_Source extract_.
This study had some limitations. The study showed that the scan pattern of 6 ´ 6 mm2 region in the macular area was more accurate than that of 3 ´ 3 mm2 region in terms of diagnostic accuracy. The smaller scan range might miss part of the GCC area [9]. However, most of the patients with APACG having a history of acute attack were treated with 1% pilocarpine eye drops. Also, pupils of the affected eyes were small, and the scan pattern of 3 ´ 3 mm2 region was more reasonable. The IOP-lowering eye drops have a potential confusing effect on eyeball hemodynamics and retinal vascular autoregulation. For example, carbonic anhydrase inhibitor and prostaglandin analogues could result in vessel dilatation and increased blood flow [38, 39], but the effect took 1–4 weeks to be removed after discontinuing IOP-lowering eye drops. Therefore, it was not discontinued on examination. No measurement of the blood pressure of participants or recording of their antihypertensive medications was performed. However, a previous study also suggested no correlation between blood pressure readings and VD of the optic nerve head on OCTA [33]. Several studies found that the decrease in VD of the optic nerve head and the corresponding macular area could be detected in patients with glaucoma having unilateral visual field defects [40]. VD (59.0% and 51.1%) in the hemi-optic nerve head and macular areas for the intact visual field was higher than that for the affected visual field (54.7% and 48.3%, respectively), but lower than that of healthy eyes (62.4% and 53.8%). These findings suggested that vascular changes might occur before detectable visual field defects. Therefore, the correlation between VD and visual fields in patients with APACG needs further investigation.

_List of tasks_.
(a) Using the passage on the glaucoma study's limitations, explain in one to three sentences why the IOP-lowering eye drops were not stopped before the examination.
(b) In the passage on the glaucoma study's limitations, what were most of the patients with APACG who had a history of acute attack treated with?
(c) Write the next few sentences of the passage on the glaucoma study's limitations, starting after its final sentence.
The listing that comes next was taken from a separate source.

Document layout analysis data:
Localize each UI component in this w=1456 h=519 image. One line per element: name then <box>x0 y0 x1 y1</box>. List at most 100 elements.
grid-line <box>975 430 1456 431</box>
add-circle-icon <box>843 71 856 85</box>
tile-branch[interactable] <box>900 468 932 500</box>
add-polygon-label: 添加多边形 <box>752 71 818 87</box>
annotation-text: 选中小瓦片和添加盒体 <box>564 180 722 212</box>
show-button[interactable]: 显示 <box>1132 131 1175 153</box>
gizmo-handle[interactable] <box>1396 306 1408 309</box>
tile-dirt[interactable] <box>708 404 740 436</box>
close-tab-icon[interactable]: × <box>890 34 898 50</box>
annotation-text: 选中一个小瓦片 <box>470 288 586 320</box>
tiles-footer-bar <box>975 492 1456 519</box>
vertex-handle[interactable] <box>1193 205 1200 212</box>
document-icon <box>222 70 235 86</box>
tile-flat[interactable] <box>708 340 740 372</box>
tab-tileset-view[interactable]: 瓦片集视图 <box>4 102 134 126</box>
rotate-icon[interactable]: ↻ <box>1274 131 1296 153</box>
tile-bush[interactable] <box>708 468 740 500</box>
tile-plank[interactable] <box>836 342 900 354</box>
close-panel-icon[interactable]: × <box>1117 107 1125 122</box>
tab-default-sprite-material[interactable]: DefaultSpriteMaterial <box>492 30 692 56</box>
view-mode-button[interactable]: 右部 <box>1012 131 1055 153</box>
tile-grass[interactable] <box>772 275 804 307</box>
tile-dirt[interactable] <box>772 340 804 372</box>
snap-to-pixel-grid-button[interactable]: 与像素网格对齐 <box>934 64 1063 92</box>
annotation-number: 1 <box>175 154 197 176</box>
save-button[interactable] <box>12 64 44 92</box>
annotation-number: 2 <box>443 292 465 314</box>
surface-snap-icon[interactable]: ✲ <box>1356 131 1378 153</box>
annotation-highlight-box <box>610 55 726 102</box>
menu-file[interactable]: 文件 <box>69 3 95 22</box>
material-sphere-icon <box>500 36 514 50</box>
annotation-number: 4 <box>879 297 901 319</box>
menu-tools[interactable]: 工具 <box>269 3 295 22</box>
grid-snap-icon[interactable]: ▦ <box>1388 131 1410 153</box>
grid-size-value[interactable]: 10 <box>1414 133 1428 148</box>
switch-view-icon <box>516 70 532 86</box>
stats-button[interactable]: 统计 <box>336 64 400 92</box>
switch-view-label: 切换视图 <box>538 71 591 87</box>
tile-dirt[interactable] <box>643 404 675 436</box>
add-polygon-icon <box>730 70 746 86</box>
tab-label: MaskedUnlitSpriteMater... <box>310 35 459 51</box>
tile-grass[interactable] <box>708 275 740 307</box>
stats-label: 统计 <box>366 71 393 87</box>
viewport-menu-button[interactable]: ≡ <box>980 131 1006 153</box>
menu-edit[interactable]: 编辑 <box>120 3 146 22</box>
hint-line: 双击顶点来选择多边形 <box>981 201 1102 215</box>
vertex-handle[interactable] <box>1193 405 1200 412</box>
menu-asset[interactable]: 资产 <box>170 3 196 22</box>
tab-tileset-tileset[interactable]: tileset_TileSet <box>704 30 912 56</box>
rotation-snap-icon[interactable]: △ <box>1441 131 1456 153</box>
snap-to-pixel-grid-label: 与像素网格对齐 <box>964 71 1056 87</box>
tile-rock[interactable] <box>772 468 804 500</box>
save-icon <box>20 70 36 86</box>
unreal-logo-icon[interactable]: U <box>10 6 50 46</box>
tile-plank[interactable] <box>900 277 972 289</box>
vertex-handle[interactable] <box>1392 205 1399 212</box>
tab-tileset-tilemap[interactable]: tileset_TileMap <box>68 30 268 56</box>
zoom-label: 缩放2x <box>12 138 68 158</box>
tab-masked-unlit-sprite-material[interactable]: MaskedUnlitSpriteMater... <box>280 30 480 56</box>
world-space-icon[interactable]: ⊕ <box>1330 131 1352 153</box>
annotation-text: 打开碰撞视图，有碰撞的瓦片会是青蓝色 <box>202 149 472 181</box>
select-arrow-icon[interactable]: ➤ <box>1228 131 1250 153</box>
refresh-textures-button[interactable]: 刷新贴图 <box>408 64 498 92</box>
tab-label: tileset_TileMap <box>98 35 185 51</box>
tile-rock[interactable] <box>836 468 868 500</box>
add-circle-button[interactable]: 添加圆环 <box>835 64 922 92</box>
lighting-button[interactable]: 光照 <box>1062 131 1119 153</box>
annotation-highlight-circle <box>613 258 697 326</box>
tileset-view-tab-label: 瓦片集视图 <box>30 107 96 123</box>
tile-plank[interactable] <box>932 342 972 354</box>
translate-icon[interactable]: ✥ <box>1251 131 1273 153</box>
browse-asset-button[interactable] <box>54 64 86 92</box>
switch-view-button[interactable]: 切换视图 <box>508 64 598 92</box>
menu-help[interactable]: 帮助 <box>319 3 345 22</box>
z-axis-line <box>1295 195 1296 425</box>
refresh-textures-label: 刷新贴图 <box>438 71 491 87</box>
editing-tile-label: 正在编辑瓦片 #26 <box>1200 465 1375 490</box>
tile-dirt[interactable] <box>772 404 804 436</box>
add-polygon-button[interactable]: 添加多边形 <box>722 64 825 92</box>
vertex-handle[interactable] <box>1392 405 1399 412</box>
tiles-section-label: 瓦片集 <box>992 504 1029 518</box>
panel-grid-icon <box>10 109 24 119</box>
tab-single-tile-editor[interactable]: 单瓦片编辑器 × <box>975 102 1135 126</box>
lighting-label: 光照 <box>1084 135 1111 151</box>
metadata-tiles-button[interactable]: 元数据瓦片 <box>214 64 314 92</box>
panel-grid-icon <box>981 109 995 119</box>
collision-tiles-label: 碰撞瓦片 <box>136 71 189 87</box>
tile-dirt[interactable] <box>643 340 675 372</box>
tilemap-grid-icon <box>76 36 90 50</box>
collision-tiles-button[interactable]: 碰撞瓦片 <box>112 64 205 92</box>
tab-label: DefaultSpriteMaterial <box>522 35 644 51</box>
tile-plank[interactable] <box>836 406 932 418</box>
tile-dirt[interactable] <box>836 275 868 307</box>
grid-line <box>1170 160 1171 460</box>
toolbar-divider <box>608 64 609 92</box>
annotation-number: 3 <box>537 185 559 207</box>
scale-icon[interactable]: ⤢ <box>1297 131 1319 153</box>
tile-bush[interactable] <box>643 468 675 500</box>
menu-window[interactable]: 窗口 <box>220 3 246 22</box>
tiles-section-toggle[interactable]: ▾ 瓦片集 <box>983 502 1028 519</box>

_Your responses_.
(a) These drops can affect eyeball hemodynamics and retinal blood flow, but their effect took 1–4 weeks to be removed after they were discontinued. For that reason, they were not discontinued for the examination.

(b) 1% pilocarpine eye drops.

(c)
In conclusion, for patients with APACG and IOP returning to normal after treatment, the VD and FAZ in the macular superficial layer were still lower than normal, and the damage of VD and FAZ aggravated with the exacerbation of APACG. The VD in the macular superficial layer showed higher diagnostic ability than RT, which was equivalent to that of GCC. These findings provided new insights into the pathophysiological study of patients with APACG having a history of acute attack, and also new indicators for the clinical diagnosis of APACG.